[Exercise] Go through the data below. Pull out every line that has the word "icon".

[Data for processing]
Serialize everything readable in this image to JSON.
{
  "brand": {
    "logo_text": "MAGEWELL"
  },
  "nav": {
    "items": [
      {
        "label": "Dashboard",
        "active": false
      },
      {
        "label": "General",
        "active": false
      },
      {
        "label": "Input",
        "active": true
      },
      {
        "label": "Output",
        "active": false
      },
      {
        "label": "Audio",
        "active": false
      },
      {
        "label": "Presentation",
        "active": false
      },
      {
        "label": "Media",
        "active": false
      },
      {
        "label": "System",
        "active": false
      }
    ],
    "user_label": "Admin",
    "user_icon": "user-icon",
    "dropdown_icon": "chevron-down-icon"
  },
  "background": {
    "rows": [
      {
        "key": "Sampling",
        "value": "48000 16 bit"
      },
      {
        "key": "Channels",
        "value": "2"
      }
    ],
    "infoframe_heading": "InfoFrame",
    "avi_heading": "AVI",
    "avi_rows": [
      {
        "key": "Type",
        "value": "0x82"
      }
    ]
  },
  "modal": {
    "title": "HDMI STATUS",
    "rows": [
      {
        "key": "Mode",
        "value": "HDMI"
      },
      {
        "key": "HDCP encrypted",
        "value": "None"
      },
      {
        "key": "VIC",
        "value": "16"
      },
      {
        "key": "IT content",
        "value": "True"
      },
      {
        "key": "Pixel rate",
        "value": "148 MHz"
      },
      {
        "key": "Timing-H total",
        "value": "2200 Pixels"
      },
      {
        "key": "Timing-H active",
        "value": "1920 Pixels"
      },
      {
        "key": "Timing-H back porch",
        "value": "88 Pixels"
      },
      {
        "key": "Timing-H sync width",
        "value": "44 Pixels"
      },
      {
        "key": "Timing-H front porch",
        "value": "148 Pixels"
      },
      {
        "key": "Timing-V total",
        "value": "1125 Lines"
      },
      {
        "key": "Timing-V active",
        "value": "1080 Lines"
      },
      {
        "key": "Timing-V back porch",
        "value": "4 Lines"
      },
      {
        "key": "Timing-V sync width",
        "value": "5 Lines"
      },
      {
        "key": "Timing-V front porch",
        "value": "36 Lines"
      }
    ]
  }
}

[Result of the task]
    "user_icon": "user-icon",
    "dropdown_icon": "chevron-down-icon"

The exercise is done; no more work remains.